--- START OF Information given ---

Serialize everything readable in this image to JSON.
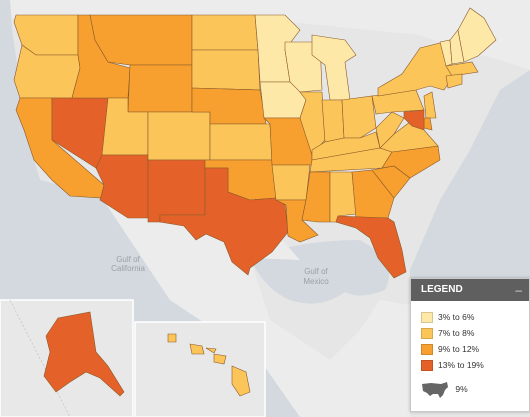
{
  "colors": {
    "bin1": "#fde8a8",
    "bin2": "#fcc55a",
    "bin3": "#f7a02f",
    "bin4": "#e4622a",
    "water": "#cfd6de",
    "land_outside": "#eeeeee"
  },
  "legend": {
    "title": "LEGEND",
    "minimize_icon": "minus-icon",
    "items": [
      {
        "label": "3% to 6%",
        "color": "#fde8a8"
      },
      {
        "label": "7% to 8%",
        "color": "#fcc55a"
      },
      {
        "label": "9% to 12%",
        "color": "#f7a02f"
      },
      {
        "label": "13% to 19%",
        "color": "#e4622a"
      }
    ],
    "us_value": "9%",
    "us_icon": "usa-silhouette-icon"
  },
  "labels": {
    "gulf_california": [
      "Gulf of",
      "California"
    ],
    "gulf_mexico": [
      "Gulf of",
      "Mexico"
    ]
  },
  "states": {
    "WA": "bin2",
    "OR": "bin2",
    "CA": "bin3",
    "NV": "bin4",
    "ID": "bin3",
    "MT": "bin3",
    "WY": "bin3",
    "UT": "bin2",
    "AZ": "bin4",
    "CO": "bin2",
    "NM": "bin4",
    "ND": "bin2",
    "SD": "bin2",
    "NE": "bin3",
    "KS": "bin2",
    "OK": "bin3",
    "TX": "bin4",
    "MN": "bin1",
    "IA": "bin1",
    "MO": "bin3",
    "AR": "bin2",
    "LA": "bin3",
    "WI": "bin1",
    "IL": "bin2",
    "MI": "bin1",
    "IN": "bin2",
    "OH": "bin2",
    "KY": "bin2",
    "TN": "bin2",
    "MS": "bin3",
    "AL": "bin2",
    "GA": "bin3",
    "FL": "bin4",
    "SC": "bin3",
    "NC": "bin3",
    "VA": "bin2",
    "WV": "bin2",
    "PA": "bin2",
    "NY": "bin2",
    "VT": "bin1",
    "NH": "bin1",
    "ME": "bin1",
    "MA": "bin2",
    "CT": "bin2",
    "NJ": "bin2",
    "DE": "bin3",
    "MD": "bin4",
    "AK": "bin4",
    "HI": "bin2"
  }
}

--- END OF Information given ---

**Problem statement**
Omit each picture, then return all of the listing exactly as it stands.

**Finished answer**
Serialize everything readable in this image to JSON.
{
  "colors": {
    "bin1": "#fde8a8",
    "bin2": "#fcc55a",
    "bin3": "#f7a02f",
    "bin4": "#e4622a",
    "water": "#cfd6de",
    "land_outside": "#eeeeee"
  },
  "legend": {
    "title": "LEGEND",
    "minimize_icon": "minus-icon",
    "items": [
      {
        "label": "3% to 6%",
        "color": "#fde8a8"
      },
      {
        "label": "7% to 8%",
        "color": "#fcc55a"
      },
      {
        "label": "9% to 12%",
        "color": "#f7a02f"
      },
      {
        "label": "13% to 19%",
        "color": "#e4622a"
      }
    ],
    "us_value": "9%",
    "us_icon": "usa-silhouette-icon"
  },
  "labels": {
    "gulf_california": [
      "Gulf of",
      "California"
    ],
    "gulf_mexico": [
      "Gulf of",
      "Mexico"
    ]
  },
  "states": {
    "WA": "bin2",
    "OR": "bin2",
    "CA": "bin3",
    "NV": "bin4",
    "ID": "bin3",
    "MT": "bin3",
    "WY": "bin3",
    "UT": "bin2",
    "AZ": "bin4",
    "CO": "bin2",
    "NM": "bin4",
    "ND": "bin2",
    "SD": "bin2",
    "NE": "bin3",
    "KS": "bin2",
    "OK": "bin3",
    "TX": "bin4",
    "MN": "bin1",
    "IA": "bin1",
    "MO": "bin3",
    "AR": "bin2",
    "LA": "bin3",
    "WI": "bin1",
    "IL": "bin2",
    "MI": "bin1",
    "IN": "bin2",
    "OH": "bin2",
    "KY": "bin2",
    "TN": "bin2",
    "MS": "bin3",
    "AL": "bin2",
    "GA": "bin3",
    "FL": "bin4",
    "SC": "bin3",
    "NC": "bin3",
    "VA": "bin2",
    "WV": "bin2",
    "PA": "bin2",
    "NY": "bin2",
    "VT": "bin1",
    "NH": "bin1",
    "ME": "bin1",
    "MA": "bin2",
    "CT": "bin2",
    "NJ": "bin2",
    "DE": "bin3",
    "MD": "bin4",
    "AK": "bin4",
    "HI": "bin2"
  }
}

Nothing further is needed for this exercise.